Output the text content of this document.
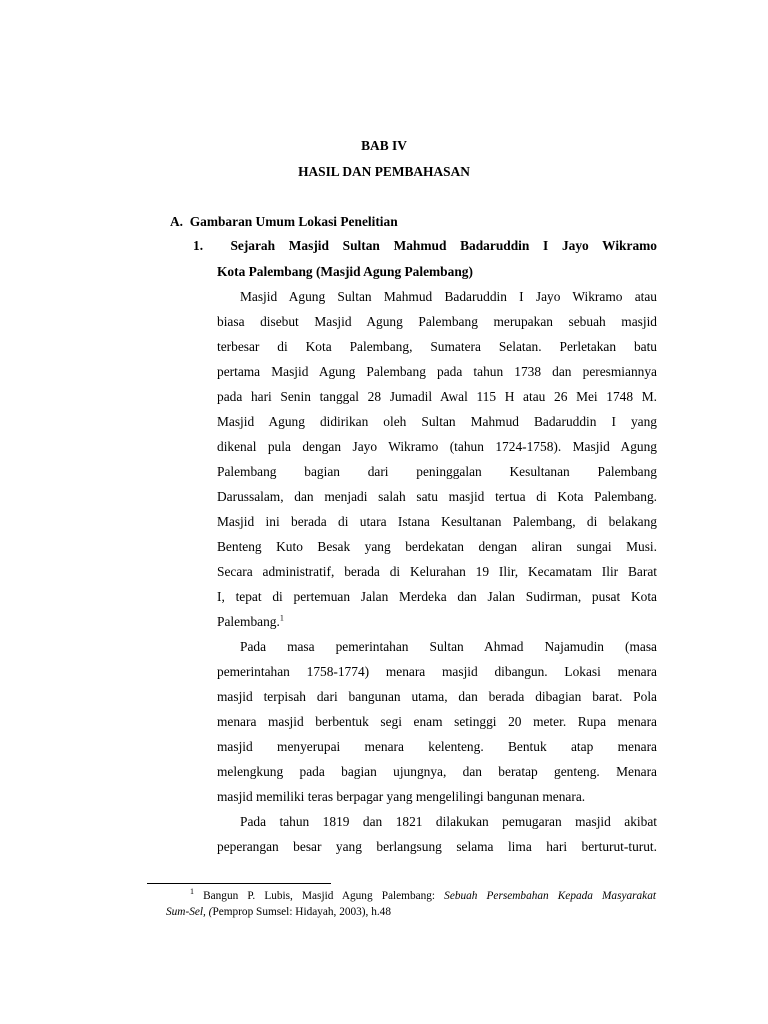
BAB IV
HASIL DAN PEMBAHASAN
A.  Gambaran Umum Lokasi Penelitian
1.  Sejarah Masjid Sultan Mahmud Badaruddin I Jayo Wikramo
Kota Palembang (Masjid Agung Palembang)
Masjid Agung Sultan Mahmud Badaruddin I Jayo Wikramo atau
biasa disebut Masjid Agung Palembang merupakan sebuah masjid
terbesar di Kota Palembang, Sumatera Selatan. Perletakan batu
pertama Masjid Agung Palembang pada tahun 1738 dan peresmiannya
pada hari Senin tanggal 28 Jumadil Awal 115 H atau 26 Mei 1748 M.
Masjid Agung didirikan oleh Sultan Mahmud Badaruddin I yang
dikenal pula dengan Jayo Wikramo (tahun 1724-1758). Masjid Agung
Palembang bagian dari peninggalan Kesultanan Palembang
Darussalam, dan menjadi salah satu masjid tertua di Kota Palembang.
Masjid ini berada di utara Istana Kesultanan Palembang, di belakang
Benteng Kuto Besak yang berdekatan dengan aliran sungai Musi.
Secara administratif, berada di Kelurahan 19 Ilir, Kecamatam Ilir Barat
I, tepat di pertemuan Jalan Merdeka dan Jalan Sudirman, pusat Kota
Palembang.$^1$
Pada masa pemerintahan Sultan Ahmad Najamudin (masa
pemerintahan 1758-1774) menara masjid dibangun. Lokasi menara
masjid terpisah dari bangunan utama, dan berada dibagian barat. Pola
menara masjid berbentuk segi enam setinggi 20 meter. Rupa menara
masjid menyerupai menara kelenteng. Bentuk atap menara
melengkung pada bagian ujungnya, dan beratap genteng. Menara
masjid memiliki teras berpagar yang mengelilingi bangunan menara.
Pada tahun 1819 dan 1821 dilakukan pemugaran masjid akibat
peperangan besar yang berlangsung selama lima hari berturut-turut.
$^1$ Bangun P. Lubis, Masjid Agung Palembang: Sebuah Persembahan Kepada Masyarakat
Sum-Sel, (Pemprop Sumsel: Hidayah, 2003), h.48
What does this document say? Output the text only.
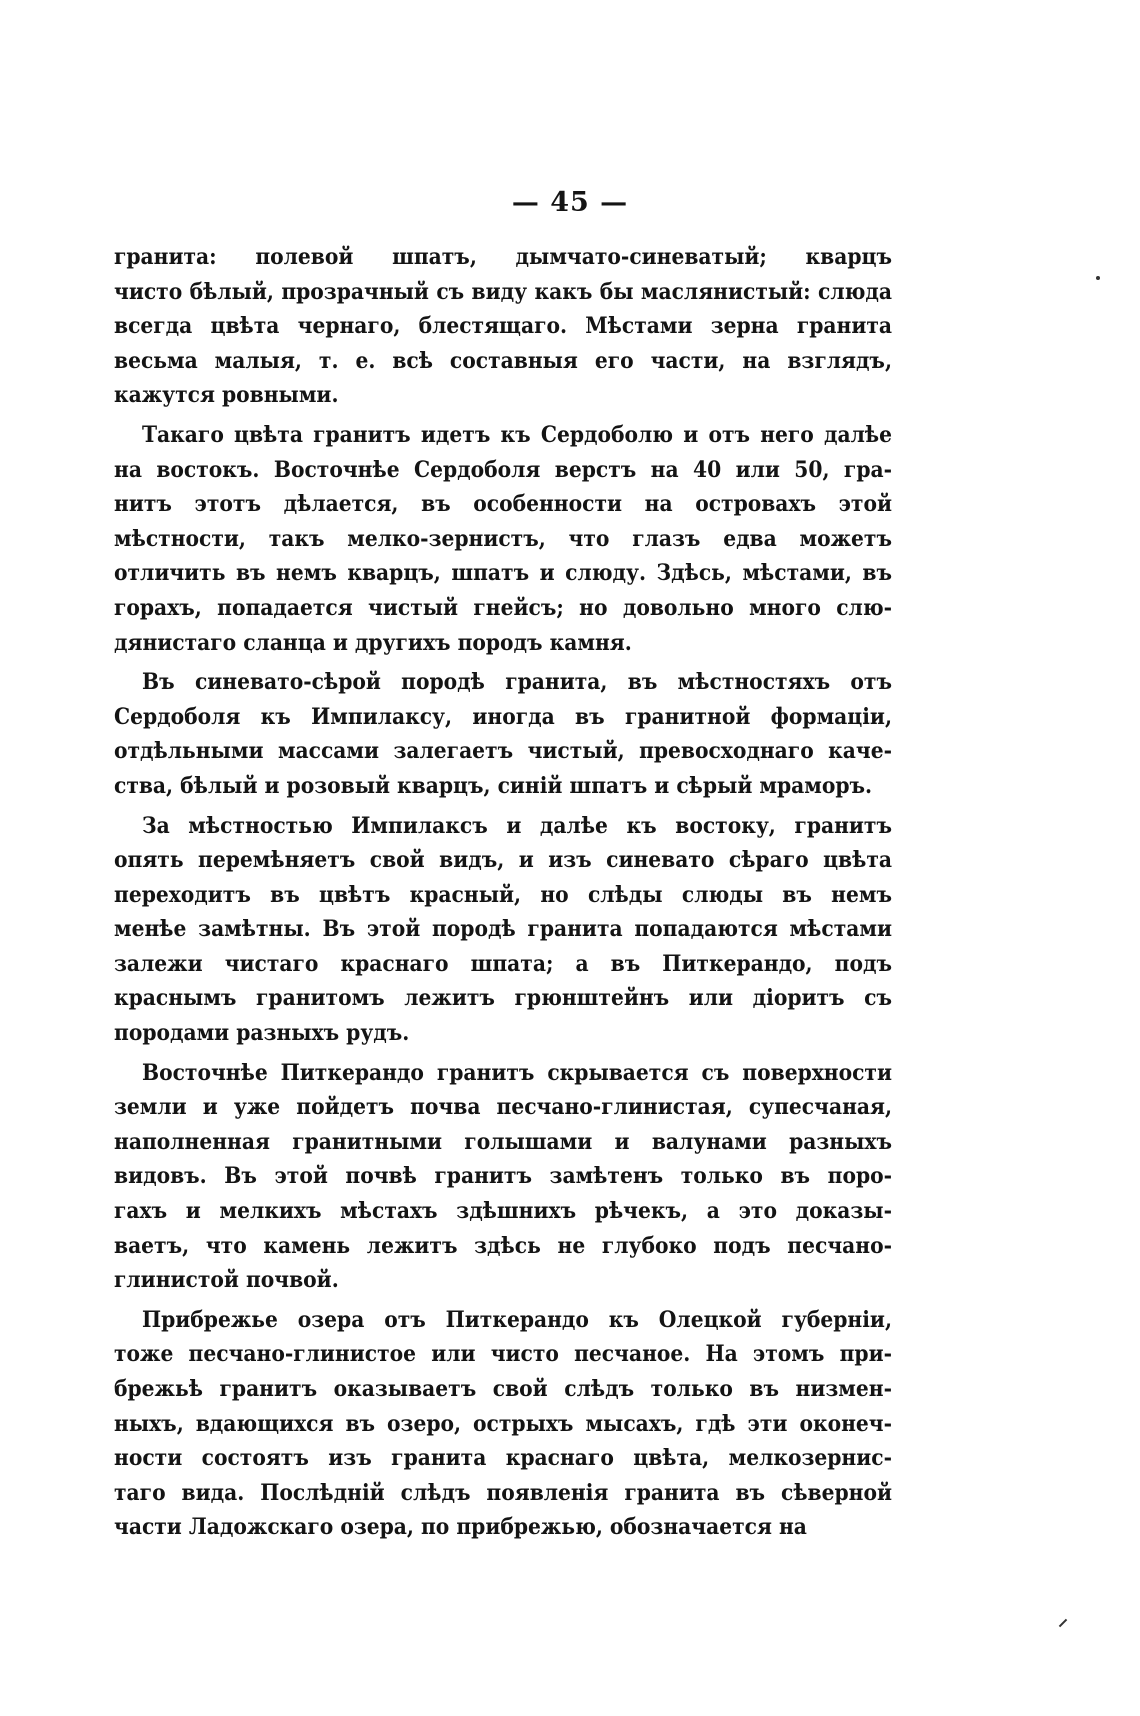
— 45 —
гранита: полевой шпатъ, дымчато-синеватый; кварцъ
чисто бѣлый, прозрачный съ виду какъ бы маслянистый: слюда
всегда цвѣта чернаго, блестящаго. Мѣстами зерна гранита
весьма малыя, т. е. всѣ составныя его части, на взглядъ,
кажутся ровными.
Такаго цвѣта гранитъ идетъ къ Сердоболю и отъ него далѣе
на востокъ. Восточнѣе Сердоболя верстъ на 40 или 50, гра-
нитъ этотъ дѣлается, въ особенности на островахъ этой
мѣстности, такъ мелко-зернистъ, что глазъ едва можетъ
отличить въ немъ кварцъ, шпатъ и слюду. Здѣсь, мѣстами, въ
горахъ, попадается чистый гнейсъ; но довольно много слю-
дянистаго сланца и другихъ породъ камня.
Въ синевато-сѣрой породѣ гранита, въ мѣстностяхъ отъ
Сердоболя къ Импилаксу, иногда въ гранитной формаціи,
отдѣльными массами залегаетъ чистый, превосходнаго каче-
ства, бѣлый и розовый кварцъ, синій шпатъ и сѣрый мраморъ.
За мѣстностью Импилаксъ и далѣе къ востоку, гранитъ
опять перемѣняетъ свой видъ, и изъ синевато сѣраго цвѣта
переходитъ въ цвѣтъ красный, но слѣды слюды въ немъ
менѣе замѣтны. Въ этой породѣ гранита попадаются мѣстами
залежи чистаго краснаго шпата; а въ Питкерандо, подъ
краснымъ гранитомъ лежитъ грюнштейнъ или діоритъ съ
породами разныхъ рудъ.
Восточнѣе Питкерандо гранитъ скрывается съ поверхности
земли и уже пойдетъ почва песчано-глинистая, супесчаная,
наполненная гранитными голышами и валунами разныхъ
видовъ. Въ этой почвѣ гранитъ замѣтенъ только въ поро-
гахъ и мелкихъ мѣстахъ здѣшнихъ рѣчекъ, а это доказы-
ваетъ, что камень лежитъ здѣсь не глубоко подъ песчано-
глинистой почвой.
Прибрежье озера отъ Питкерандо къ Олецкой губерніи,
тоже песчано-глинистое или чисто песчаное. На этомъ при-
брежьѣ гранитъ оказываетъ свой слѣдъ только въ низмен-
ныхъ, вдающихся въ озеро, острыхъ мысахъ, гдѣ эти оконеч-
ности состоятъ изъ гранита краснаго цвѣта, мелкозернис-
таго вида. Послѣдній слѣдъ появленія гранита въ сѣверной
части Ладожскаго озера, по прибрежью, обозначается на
————————
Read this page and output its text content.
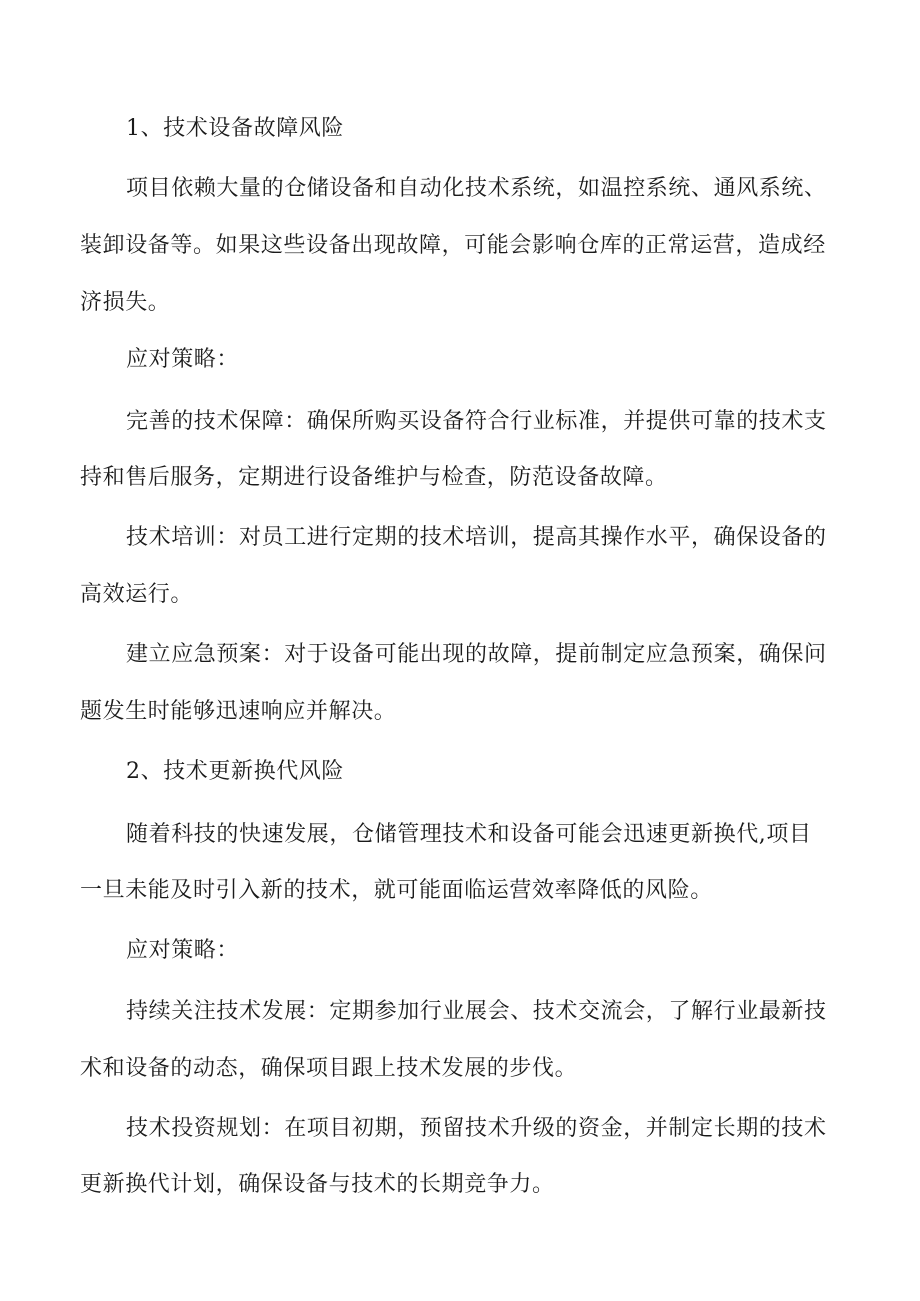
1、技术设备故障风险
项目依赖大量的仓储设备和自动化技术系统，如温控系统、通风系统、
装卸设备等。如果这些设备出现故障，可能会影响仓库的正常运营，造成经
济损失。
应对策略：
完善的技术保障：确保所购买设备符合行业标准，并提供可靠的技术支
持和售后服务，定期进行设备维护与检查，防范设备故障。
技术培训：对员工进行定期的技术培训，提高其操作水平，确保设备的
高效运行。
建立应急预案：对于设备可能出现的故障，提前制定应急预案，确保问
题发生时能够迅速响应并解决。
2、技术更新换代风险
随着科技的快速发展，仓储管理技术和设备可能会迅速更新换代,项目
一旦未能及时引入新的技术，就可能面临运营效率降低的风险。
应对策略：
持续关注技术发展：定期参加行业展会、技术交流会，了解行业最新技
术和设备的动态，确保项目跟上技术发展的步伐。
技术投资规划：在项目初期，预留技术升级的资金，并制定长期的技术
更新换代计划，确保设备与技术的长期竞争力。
————————
Copy out every line in the entries above that holds "Palembang".

Full output —
Kota Palembang (Masjid Agung Palembang)
biasa disebut Masjid Agung Palembang merupakan sebuah masjid
terbesar di Kota Palembang, Sumatera Selatan. Perletakan batu
pertama Masjid Agung Palembang pada tahun 1738 dan peresmiannya
Palembang bagian dari peninggalan Kesultanan Palembang
Darussalam, dan menjadi salah satu masjid tertua di Kota Palembang.
Masjid ini berada di utara Istana Kesultanan Palembang, di belakang
Palembang.$^1$
$^1$ Bangun P. Lubis, Masjid Agung Palembang: Sebuah Persembahan Kepada Masyarakat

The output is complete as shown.